**Supplied records**.
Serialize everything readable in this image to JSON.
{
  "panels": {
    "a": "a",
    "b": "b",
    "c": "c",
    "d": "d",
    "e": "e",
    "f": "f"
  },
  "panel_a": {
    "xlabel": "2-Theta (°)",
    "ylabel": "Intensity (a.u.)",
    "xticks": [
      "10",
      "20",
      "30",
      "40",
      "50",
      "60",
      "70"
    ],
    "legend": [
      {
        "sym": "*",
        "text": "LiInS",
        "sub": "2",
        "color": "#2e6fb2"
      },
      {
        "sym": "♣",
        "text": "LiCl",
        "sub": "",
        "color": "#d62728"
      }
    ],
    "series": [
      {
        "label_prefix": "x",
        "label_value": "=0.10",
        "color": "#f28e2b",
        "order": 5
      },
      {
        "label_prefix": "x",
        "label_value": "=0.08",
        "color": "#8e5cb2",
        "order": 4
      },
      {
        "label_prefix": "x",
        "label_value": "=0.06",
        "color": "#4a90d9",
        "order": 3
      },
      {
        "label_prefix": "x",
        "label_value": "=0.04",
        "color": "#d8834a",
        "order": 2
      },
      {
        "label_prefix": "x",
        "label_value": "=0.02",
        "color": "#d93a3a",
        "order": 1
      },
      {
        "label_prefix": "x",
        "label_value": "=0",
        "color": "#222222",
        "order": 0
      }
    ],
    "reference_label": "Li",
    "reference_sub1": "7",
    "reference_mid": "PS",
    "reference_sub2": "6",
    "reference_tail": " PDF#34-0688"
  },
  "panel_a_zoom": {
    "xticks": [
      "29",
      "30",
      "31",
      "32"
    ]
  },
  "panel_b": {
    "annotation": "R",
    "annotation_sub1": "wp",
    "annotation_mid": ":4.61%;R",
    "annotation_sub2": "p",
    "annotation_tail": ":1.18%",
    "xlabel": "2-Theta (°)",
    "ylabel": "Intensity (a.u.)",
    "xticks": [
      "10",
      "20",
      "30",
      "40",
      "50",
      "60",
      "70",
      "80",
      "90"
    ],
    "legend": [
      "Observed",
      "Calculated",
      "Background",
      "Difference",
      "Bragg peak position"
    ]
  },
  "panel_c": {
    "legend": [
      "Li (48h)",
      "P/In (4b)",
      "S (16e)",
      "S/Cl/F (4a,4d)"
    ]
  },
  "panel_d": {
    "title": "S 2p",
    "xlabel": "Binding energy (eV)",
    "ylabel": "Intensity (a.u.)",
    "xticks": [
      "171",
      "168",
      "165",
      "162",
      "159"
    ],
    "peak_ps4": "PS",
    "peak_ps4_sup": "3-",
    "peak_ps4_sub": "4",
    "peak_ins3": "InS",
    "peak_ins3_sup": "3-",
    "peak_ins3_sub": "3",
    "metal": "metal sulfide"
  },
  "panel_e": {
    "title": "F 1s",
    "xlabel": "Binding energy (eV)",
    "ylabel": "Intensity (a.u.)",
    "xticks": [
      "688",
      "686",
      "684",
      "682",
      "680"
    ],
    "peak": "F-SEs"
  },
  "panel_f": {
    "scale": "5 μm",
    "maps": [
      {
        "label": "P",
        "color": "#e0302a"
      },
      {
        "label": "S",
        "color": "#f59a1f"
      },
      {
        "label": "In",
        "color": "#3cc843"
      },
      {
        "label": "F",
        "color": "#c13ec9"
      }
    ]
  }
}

**Instruction**.
Restate every line of the data word for word.

**Result of the task**.
Serialize everything readable in this image to JSON.
{
  "panels": {
    "a": "a",
    "b": "b",
    "c": "c",
    "d": "d",
    "e": "e",
    "f": "f"
  },
  "panel_a": {
    "xlabel": "2-Theta (°)",
    "ylabel": "Intensity (a.u.)",
    "xticks": [
      "10",
      "20",
      "30",
      "40",
      "50",
      "60",
      "70"
    ],
    "legend": [
      {
        "sym": "*",
        "text": "LiInS",
        "sub": "2",
        "color": "#2e6fb2"
      },
      {
        "sym": "♣",
        "text": "LiCl",
        "sub": "",
        "color": "#d62728"
      }
    ],
    "series": [
      {
        "label_prefix": "x",
        "label_value": "=0.10",
        "color": "#f28e2b",
        "order": 5
      },
      {
        "label_prefix": "x",
        "label_value": "=0.08",
        "color": "#8e5cb2",
        "order": 4
      },
      {
        "label_prefix": "x",
        "label_value": "=0.06",
        "color": "#4a90d9",
        "order": 3
      },
      {
        "label_prefix": "x",
        "label_value": "=0.04",
        "color": "#d8834a",
        "order": 2
      },
      {
        "label_prefix": "x",
        "label_value": "=0.02",
        "color": "#d93a3a",
        "order": 1
      },
      {
        "label_prefix": "x",
        "label_value": "=0",
        "color": "#222222",
        "order": 0
      }
    ],
    "reference_label": "Li",
    "reference_sub1": "7",
    "reference_mid": "PS",
    "reference_sub2": "6",
    "reference_tail": " PDF#34-0688"
  },
  "panel_a_zoom": {
    "xticks": [
      "29",
      "30",
      "31",
      "32"
    ]
  },
  "panel_b": {
    "annotation": "R",
    "annotation_sub1": "wp",
    "annotation_mid": ":4.61%;R",
    "annotation_sub2": "p",
    "annotation_tail": ":1.18%",
    "xlabel": "2-Theta (°)",
    "ylabel": "Intensity (a.u.)",
    "xticks": [
      "10",
      "20",
      "30",
      "40",
      "50",
      "60",
      "70",
      "80",
      "90"
    ],
    "legend": [
      "Observed",
      "Calculated",
      "Background",
      "Difference",
      "Bragg peak position"
    ]
  },
  "panel_c": {
    "legend": [
      "Li (48h)",
      "P/In (4b)",
      "S (16e)",
      "S/Cl/F (4a,4d)"
    ]
  },
  "panel_d": {
    "title": "S 2p",
    "xlabel": "Binding energy (eV)",
    "ylabel": "Intensity (a.u.)",
    "xticks": [
      "171",
      "168",
      "165",
      "162",
      "159"
    ],
    "peak_ps4": "PS",
    "peak_ps4_sup": "3-",
    "peak_ps4_sub": "4",
    "peak_ins3": "InS",
    "peak_ins3_sup": "3-",
    "peak_ins3_sub": "3",
    "metal": "metal sulfide"
  },
  "panel_e": {
    "title": "F 1s",
    "xlabel": "Binding energy (eV)",
    "ylabel": "Intensity (a.u.)",
    "xticks": [
      "688",
      "686",
      "684",
      "682",
      "680"
    ],
    "peak": "F-SEs"
  },
  "panel_f": {
    "scale": "5 μm",
    "maps": [
      {
        "label": "P",
        "color": "#e0302a"
      },
      {
        "label": "S",
        "color": "#f59a1f"
      },
      {
        "label": "In",
        "color": "#3cc843"
      },
      {
        "label": "F",
        "color": "#c13ec9"
      }
    ]
  }
}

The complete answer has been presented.